▶ **Aim**
Using the listing below, report all lines holding the word "Revenus".

________

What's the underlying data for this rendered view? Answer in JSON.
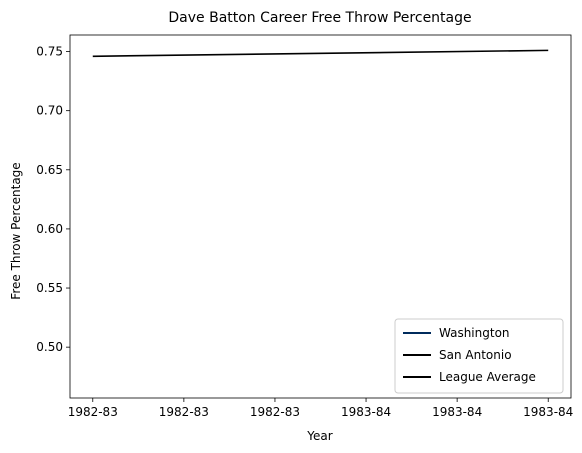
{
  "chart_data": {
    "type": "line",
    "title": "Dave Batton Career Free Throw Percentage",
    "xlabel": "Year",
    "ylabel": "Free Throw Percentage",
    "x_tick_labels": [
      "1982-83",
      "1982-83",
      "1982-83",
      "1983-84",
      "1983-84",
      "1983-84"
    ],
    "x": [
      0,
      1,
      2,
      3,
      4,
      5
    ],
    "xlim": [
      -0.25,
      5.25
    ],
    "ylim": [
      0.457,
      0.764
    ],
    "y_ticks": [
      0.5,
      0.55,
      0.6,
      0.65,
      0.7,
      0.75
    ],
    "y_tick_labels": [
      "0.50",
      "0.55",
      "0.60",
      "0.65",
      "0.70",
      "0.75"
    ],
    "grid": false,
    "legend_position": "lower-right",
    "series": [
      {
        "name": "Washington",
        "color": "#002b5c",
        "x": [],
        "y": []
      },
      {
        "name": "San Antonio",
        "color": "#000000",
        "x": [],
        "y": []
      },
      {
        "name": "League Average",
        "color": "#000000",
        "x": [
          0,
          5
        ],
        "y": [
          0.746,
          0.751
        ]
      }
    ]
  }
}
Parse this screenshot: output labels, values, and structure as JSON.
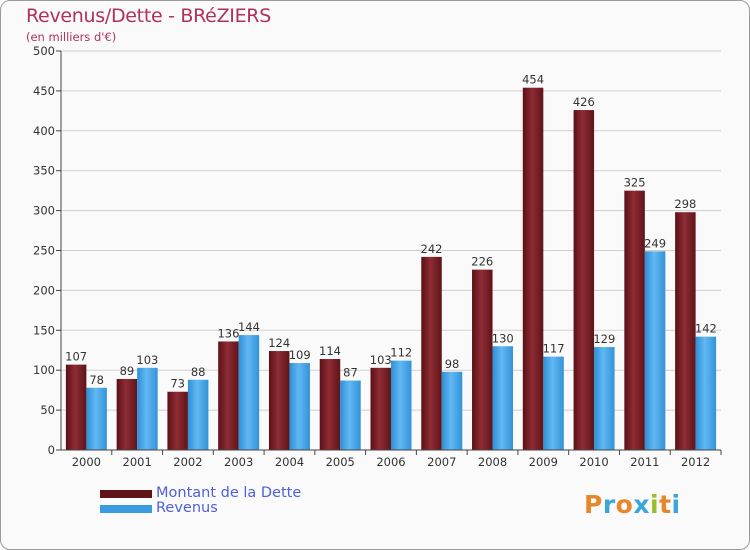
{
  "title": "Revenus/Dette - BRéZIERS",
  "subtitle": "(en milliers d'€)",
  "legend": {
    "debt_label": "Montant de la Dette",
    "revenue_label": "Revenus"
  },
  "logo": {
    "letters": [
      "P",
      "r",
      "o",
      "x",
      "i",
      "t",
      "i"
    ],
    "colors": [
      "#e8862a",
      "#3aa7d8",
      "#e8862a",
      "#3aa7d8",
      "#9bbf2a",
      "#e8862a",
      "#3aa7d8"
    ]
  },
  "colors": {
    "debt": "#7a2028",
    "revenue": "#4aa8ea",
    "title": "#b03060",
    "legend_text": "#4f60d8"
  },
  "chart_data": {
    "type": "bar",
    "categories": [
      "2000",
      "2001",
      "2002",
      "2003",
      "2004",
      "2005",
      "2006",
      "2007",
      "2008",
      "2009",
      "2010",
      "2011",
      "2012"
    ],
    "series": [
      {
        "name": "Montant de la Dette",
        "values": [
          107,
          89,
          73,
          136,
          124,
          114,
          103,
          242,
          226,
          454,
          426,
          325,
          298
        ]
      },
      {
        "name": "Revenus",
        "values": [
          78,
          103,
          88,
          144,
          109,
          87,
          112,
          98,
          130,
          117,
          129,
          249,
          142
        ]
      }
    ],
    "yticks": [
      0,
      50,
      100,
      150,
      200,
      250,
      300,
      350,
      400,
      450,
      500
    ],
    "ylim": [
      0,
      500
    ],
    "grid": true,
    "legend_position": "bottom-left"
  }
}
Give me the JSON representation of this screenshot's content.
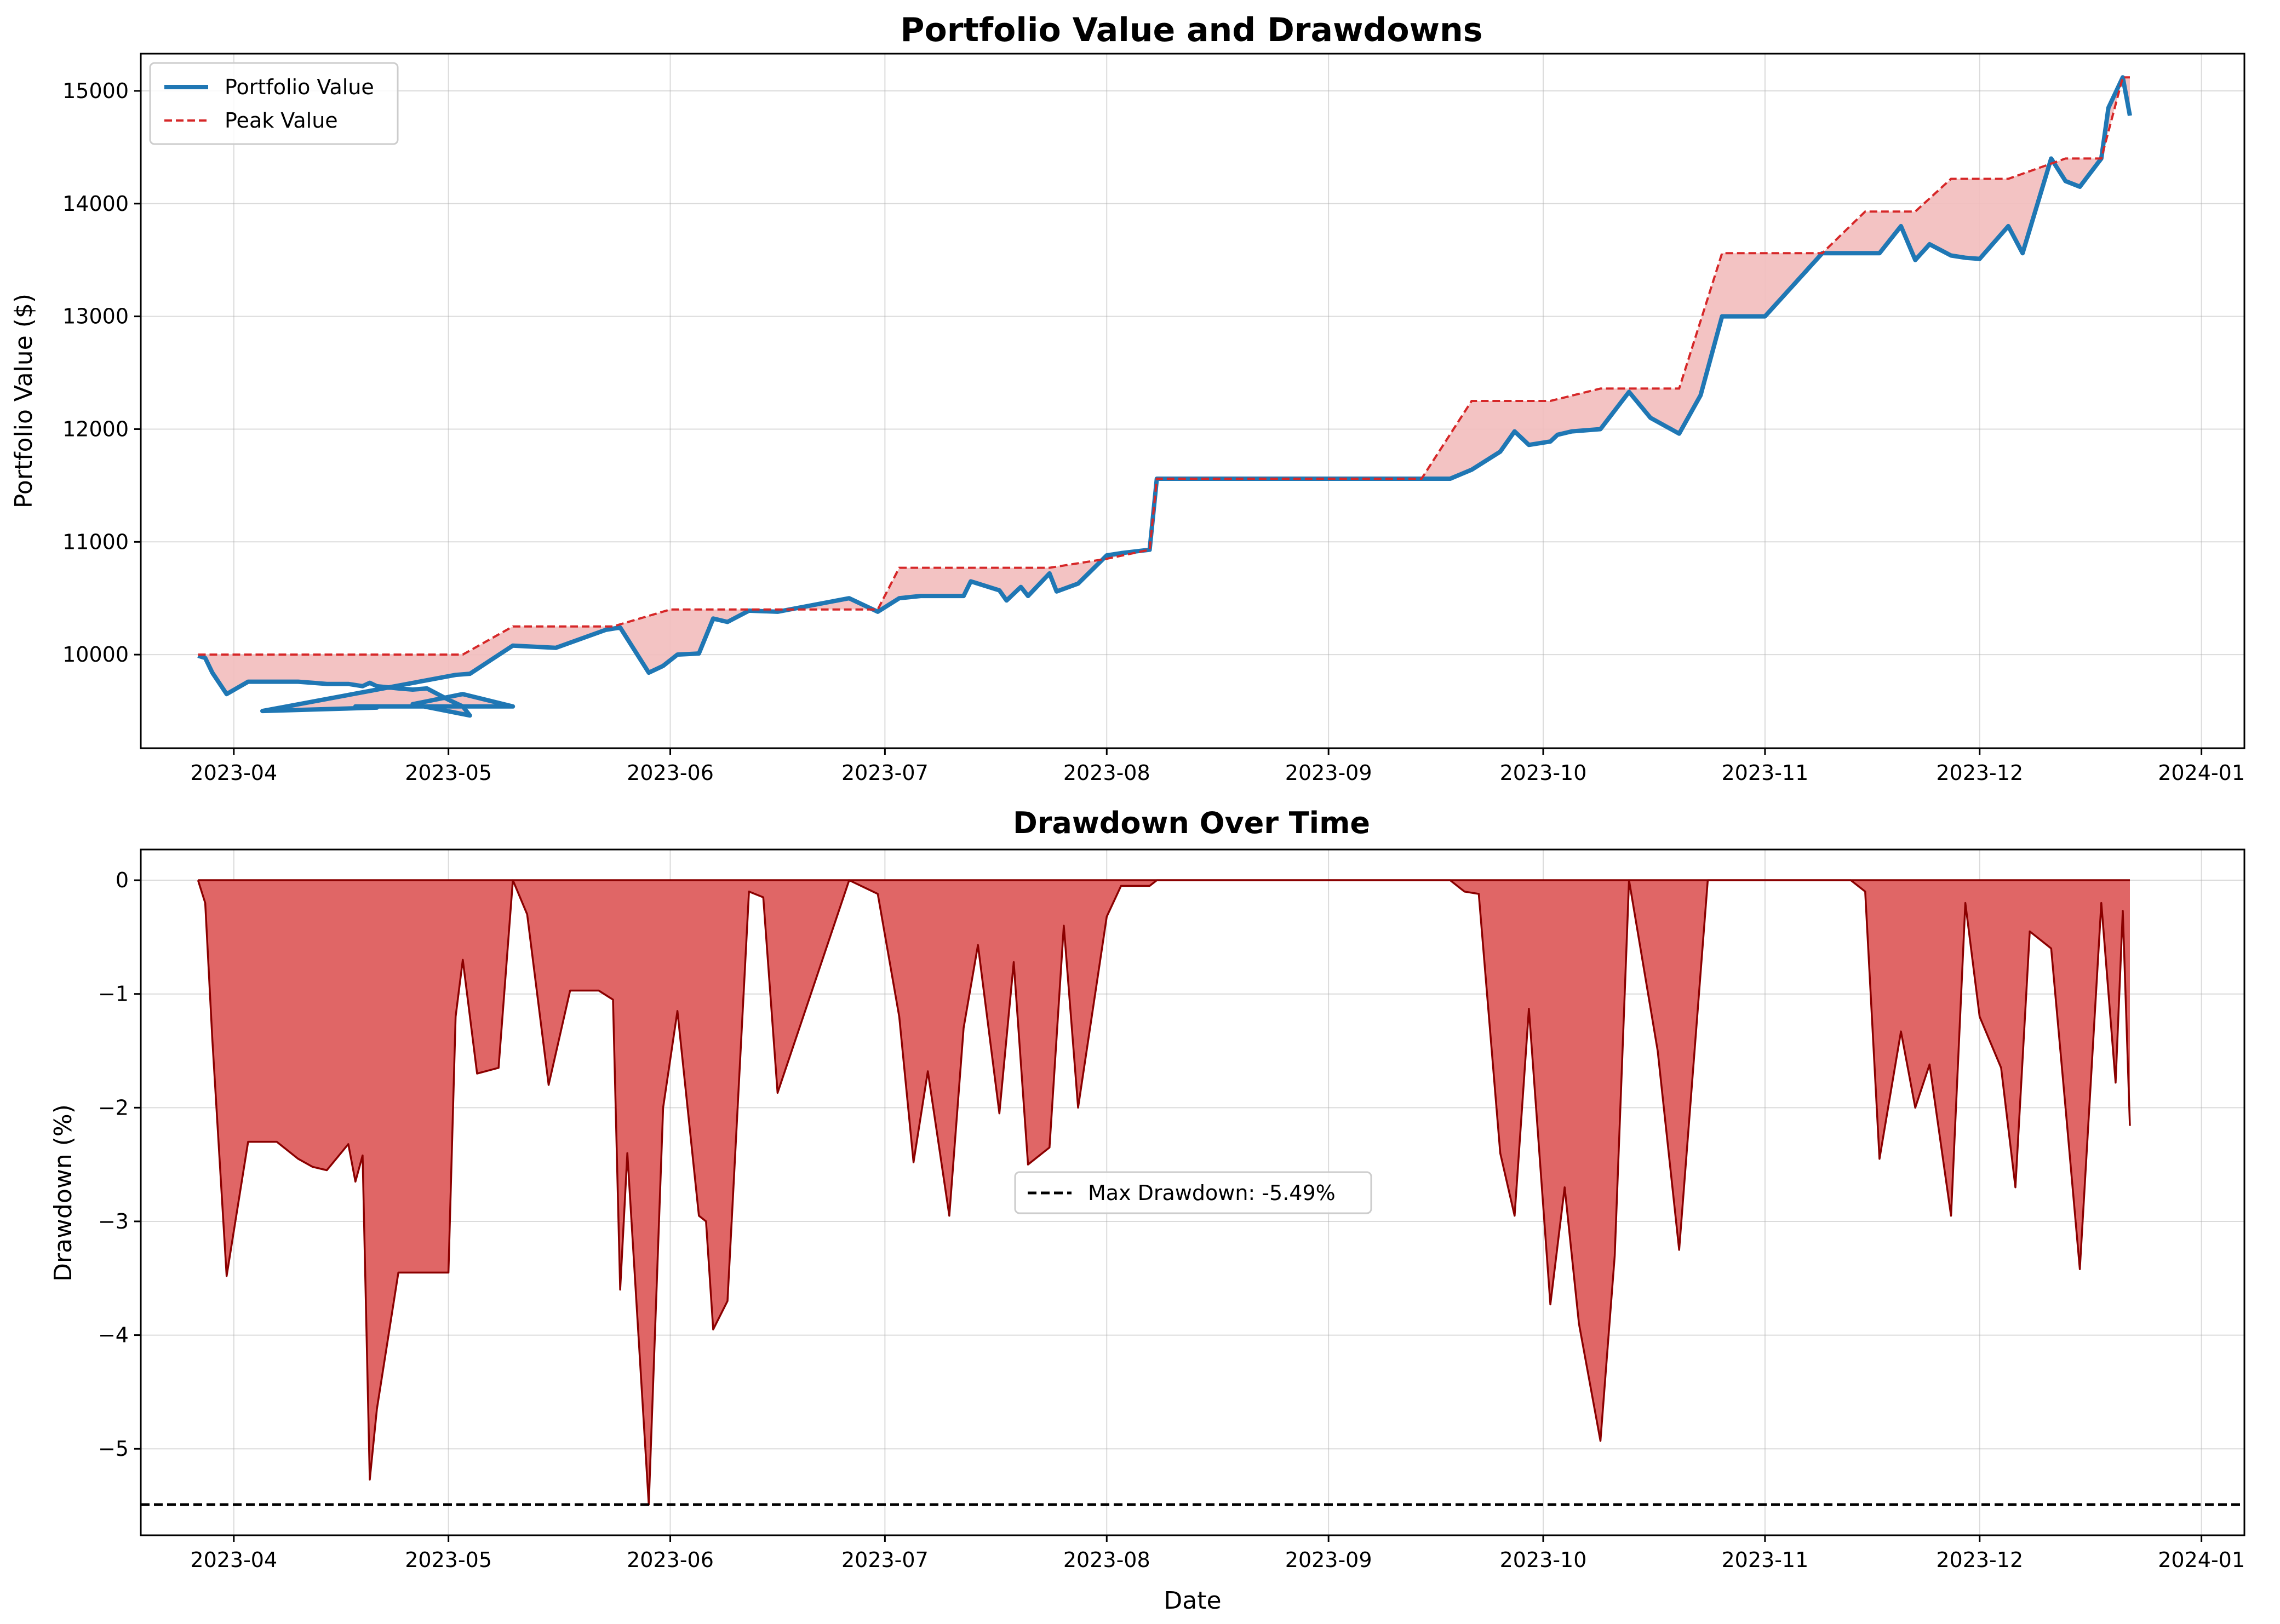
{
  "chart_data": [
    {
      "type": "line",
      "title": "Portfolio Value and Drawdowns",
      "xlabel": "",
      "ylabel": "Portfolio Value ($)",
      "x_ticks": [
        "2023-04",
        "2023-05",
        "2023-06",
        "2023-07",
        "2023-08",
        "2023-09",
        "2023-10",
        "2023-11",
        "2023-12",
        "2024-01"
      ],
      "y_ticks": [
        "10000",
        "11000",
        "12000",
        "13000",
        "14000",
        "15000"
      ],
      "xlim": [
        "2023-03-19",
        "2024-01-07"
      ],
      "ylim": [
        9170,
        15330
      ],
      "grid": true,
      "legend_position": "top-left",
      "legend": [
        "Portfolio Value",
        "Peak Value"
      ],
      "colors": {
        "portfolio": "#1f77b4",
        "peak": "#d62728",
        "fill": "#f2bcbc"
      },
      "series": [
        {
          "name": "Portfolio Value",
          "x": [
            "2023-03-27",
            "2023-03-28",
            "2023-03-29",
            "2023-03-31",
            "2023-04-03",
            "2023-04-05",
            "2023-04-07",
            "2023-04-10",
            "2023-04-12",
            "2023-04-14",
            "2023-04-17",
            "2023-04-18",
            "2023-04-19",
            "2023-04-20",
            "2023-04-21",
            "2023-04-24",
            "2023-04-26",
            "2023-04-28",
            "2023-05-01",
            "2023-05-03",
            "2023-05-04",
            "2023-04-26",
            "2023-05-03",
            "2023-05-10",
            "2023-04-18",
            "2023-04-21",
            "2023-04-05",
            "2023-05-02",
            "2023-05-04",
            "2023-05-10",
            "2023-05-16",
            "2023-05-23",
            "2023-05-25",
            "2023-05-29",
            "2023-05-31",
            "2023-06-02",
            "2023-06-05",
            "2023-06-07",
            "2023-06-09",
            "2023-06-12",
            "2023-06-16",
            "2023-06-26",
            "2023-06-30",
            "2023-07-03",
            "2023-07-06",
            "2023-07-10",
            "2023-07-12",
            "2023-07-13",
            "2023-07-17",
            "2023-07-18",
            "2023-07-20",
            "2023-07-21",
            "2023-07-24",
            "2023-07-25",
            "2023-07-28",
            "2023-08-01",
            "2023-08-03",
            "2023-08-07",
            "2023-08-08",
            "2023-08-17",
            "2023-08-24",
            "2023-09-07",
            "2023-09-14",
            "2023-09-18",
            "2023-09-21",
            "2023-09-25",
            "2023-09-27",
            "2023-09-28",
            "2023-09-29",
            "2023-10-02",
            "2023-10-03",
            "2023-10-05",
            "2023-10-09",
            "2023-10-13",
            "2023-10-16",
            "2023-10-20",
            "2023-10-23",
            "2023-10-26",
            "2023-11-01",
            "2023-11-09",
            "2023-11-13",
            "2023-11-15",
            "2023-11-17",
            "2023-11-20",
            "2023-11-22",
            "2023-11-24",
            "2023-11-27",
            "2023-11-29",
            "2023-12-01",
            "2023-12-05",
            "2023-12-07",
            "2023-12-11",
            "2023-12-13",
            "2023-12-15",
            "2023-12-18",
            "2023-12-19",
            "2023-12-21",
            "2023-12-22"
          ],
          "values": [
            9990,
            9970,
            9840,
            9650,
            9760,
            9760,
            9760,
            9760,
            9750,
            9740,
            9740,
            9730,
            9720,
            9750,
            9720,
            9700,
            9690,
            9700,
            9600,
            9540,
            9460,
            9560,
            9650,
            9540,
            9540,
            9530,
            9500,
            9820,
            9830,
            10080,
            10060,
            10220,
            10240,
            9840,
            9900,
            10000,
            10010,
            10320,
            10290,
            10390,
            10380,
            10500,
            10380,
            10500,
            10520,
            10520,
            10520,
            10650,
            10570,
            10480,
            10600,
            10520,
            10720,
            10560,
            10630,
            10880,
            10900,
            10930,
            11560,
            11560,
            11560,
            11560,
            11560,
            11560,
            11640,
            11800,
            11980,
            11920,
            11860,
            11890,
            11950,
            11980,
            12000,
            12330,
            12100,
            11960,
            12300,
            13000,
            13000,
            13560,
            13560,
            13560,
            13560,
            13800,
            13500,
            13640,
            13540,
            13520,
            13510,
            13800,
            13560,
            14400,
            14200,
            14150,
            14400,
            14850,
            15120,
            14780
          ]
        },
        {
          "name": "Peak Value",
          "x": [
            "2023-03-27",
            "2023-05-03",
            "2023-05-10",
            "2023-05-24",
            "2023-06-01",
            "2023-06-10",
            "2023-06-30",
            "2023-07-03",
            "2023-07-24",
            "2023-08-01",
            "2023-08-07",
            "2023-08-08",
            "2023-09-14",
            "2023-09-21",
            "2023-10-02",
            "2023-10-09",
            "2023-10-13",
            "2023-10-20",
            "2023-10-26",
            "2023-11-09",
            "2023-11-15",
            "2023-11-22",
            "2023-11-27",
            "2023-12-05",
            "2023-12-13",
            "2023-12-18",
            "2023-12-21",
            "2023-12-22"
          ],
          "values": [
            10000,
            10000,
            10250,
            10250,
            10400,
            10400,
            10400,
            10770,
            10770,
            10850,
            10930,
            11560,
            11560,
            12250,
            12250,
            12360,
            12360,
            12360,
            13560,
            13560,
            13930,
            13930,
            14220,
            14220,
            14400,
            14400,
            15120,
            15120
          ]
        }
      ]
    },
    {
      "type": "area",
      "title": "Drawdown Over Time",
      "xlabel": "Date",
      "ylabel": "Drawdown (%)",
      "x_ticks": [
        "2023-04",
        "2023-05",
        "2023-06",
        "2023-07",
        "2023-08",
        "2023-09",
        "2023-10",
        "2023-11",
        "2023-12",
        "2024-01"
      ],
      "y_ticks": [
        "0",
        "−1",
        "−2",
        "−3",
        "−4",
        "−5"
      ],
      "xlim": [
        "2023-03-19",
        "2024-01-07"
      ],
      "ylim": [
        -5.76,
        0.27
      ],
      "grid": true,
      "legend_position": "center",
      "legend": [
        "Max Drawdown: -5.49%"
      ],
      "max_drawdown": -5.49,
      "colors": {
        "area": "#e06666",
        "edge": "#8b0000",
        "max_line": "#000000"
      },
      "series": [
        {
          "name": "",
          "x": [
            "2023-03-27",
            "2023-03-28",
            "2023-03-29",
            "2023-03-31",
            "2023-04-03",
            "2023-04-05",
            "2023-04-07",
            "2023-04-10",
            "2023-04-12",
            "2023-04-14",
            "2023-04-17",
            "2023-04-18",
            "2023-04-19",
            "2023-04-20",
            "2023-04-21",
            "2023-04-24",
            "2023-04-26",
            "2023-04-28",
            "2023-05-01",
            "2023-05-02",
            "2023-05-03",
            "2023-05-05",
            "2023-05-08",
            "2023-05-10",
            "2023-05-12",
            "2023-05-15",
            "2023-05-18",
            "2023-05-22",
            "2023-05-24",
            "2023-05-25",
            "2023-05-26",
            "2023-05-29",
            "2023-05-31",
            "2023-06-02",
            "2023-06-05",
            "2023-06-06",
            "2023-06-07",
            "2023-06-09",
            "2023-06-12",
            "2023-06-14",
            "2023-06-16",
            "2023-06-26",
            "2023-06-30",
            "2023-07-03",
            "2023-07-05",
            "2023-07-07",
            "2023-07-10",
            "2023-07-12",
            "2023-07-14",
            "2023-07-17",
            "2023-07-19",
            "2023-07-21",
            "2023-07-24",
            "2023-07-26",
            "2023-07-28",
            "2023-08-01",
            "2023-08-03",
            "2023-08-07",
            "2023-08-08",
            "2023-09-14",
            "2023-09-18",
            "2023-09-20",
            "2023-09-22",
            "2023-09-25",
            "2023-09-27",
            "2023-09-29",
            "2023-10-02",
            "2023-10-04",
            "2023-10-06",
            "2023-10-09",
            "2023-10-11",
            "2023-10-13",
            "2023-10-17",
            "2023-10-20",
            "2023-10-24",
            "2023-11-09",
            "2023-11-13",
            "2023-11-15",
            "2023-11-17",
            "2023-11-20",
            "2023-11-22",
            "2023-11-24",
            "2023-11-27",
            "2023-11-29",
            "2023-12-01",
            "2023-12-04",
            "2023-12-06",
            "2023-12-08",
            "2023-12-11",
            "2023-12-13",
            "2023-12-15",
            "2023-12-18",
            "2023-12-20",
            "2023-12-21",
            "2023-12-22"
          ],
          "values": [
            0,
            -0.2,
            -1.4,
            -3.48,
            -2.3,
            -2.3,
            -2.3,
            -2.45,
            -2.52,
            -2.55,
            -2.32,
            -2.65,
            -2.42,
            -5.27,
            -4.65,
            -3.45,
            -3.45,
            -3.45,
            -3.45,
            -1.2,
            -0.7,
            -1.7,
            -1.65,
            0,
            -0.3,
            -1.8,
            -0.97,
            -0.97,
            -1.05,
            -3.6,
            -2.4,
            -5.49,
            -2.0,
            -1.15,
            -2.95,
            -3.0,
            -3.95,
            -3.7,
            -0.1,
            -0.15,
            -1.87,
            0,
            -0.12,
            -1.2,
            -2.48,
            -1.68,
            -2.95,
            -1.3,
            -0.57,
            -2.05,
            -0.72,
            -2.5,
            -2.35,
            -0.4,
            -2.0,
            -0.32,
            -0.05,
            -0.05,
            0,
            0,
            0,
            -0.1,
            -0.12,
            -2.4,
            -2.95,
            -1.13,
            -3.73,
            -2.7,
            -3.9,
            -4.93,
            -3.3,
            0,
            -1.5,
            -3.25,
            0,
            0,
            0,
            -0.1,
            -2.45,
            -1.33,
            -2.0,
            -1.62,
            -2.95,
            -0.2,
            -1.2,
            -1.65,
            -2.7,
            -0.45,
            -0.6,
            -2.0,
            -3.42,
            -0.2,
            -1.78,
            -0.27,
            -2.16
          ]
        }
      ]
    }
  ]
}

________

▶ **Result**
  "title": "Revenus/Dette - BRéZIERS",
    "revenue_label": "Revenus"
        "name": "Revenus",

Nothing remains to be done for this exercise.